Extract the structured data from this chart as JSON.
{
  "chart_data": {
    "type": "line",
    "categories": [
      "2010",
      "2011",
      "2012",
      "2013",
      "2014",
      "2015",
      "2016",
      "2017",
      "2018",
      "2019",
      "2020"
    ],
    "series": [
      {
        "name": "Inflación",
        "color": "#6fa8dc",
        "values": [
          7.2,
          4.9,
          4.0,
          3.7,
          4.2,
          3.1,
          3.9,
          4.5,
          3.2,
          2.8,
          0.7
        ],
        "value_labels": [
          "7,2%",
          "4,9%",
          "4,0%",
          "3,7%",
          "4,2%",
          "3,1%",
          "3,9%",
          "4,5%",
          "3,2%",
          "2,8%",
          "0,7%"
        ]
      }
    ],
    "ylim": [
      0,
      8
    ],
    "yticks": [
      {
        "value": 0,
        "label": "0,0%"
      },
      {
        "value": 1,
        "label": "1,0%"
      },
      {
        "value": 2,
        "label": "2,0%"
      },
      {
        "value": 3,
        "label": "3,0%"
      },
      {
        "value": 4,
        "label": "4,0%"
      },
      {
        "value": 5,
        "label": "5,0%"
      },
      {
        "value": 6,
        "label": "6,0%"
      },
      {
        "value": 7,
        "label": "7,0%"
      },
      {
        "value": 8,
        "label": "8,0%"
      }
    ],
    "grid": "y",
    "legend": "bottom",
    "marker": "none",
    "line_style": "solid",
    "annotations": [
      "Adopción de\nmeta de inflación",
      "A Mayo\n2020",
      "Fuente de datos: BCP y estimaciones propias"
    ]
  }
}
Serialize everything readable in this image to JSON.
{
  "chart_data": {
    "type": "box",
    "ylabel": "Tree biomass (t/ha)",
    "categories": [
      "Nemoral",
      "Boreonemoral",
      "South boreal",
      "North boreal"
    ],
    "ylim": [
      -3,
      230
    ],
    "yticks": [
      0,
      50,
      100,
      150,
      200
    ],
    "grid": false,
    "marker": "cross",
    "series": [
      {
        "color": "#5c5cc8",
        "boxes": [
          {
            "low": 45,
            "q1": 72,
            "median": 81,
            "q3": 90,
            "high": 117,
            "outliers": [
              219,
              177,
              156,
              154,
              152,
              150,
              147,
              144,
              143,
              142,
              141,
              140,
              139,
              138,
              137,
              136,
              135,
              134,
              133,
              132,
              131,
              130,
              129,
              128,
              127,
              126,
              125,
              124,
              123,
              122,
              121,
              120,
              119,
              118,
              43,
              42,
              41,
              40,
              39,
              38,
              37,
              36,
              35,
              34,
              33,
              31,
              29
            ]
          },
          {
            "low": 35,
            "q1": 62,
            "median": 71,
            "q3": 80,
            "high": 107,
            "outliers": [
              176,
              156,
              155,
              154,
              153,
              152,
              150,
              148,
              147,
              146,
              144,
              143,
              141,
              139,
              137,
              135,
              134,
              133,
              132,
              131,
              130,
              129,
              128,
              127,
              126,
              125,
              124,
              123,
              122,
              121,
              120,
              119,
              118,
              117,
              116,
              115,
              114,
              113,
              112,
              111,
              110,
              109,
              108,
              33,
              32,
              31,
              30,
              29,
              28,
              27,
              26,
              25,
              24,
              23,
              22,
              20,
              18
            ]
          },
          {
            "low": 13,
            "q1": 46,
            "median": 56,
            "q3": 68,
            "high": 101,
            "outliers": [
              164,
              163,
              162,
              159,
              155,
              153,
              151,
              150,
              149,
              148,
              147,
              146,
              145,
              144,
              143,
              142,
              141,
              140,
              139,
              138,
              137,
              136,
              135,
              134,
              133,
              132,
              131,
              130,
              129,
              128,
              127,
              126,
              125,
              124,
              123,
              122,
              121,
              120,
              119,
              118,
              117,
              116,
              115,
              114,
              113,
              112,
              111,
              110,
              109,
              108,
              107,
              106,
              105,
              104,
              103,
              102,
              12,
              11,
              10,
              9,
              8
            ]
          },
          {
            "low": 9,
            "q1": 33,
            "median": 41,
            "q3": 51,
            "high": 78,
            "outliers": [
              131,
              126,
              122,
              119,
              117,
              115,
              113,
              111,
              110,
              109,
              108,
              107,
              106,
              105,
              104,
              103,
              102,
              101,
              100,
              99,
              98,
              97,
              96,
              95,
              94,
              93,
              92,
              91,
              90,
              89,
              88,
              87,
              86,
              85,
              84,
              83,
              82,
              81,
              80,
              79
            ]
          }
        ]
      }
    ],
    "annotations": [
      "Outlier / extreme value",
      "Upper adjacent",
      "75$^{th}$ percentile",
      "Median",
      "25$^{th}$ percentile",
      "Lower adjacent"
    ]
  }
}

------------------------

__EXERCISE DIRECTIONS__:
Make an exact copy of every entry.

__ANSWER BELOW__:
Extract the structured data from this chart as JSON.
{
  "chart_data": {
    "type": "line",
    "categories": [
      "2010",
      "2011",
      "2012",
      "2013",
      "2014",
      "2015",
      "2016",
      "2017",
      "2018",
      "2019",
      "2020"
    ],
    "series": [
      {
        "name": "Inflación",
        "color": "#6fa8dc",
        "values": [
          7.2,
          4.9,
          4.0,
          3.7,
          4.2,
          3.1,
          3.9,
          4.5,
          3.2,
          2.8,
          0.7
        ],
        "value_labels": [
          "7,2%",
          "4,9%",
          "4,0%",
          "3,7%",
          "4,2%",
          "3,1%",
          "3,9%",
          "4,5%",
          "3,2%",
          "2,8%",
          "0,7%"
        ]
      }
    ],
    "ylim": [
      0,
      8
    ],
    "yticks": [
      {
        "value": 0,
        "label": "0,0%"
      },
      {
        "value": 1,
        "label": "1,0%"
      },
      {
        "value": 2,
        "label": "2,0%"
      },
      {
        "value": 3,
        "label": "3,0%"
      },
      {
        "value": 4,
        "label": "4,0%"
      },
      {
        "value": 5,
        "label": "5,0%"
      },
      {
        "value": 6,
        "label": "6,0%"
      },
      {
        "value": 7,
        "label": "7,0%"
      },
      {
        "value": 8,
        "label": "8,0%"
      }
    ],
    "grid": "y",
    "legend": "bottom",
    "marker": "none",
    "line_style": "solid",
    "annotations": [
      "Adopción de\nmeta de inflación",
      "A Mayo\n2020",
      "Fuente de datos: BCP y estimaciones propias"
    ]
  }
}
Serialize everything readable in this image to JSON.
{
  "chart_data": {
    "type": "box",
    "ylabel": "Tree biomass (t/ha)",
    "categories": [
      "Nemoral",
      "Boreonemoral",
      "South boreal",
      "North boreal"
    ],
    "ylim": [
      -3,
      230
    ],
    "yticks": [
      0,
      50,
      100,
      150,
      200
    ],
    "grid": false,
    "marker": "cross",
    "series": [
      {
        "color": "#5c5cc8",
        "boxes": [
          {
            "low": 45,
            "q1": 72,
            "median": 81,
            "q3": 90,
            "high": 117,
            "outliers": [
              219,
              177,
              156,
              154,
              152,
              150,
              147,
              144,
              143,
              142,
              141,
              140,
              139,
              138,
              137,
              136,
              135,
              134,
              133,
              132,
              131,
              130,
              129,
              128,
              127,
              126,
              125,
              124,
              123,
              122,
              121,
              120,
              119,
              118,
              43,
              42,
              41,
              40,
              39,
              38,
              37,
              36,
              35,
              34,
              33,
              31,
              29
            ]
          },
          {
            "low": 35,
            "q1": 62,
            "median": 71,
            "q3": 80,
            "high": 107,
            "outliers": [
              176,
              156,
              155,
              154,
              153,
              152,
              150,
              148,
              147,
              146,
              144,
              143,
              141,
              139,
              137,
              135,
              134,
              133,
              132,
              131,
              130,
              129,
              128,
              127,
              126,
              125,
              124,
              123,
              122,
              121,
              120,
              119,
              118,
              117,
              116,
              115,
              114,
              113,
              112,
              111,
              110,
              109,
              108,
              33,
              32,
              31,
              30,
              29,
              28,
              27,
              26,
              25,
              24,
              23,
              22,
              20,
              18
            ]
          },
          {
            "low": 13,
            "q1": 46,
            "median": 56,
            "q3": 68,
            "high": 101,
            "outliers": [
              164,
              163,
              162,
              159,
              155,
              153,
              151,
              150,
              149,
              148,
              147,
              146,
              145,
              144,
              143,
              142,
              141,
              140,
              139,
              138,
              137,
              136,
              135,
              134,
              133,
              132,
              131,
              130,
              129,
              128,
              127,
              126,
              125,
              124,
              123,
              122,
              121,
              120,
              119,
              118,
              117,
              116,
              115,
              114,
              113,
              112,
              111,
              110,
              109,
              108,
              107,
              106,
              105,
              104,
              103,
              102,
              12,
              11,
              10,
              9,
              8
            ]
          },
          {
            "low": 9,
            "q1": 33,
            "median": 41,
            "q3": 51,
            "high": 78,
            "outliers": [
              131,
              126,
              122,
              119,
              117,
              115,
              113,
              111,
              110,
              109,
              108,
              107,
              106,
              105,
              104,
              103,
              102,
              101,
              100,
              99,
              98,
              97,
              96,
              95,
              94,
              93,
              92,
              91,
              90,
              89,
              88,
              87,
              86,
              85,
              84,
              83,
              82,
              81,
              80,
              79
            ]
          }
        ]
      }
    ],
    "annotations": [
      "Outlier / extreme value",
      "Upper adjacent",
      "75$^{th}$ percentile",
      "Median",
      "25$^{th}$ percentile",
      "Lower adjacent"
    ]
  }
}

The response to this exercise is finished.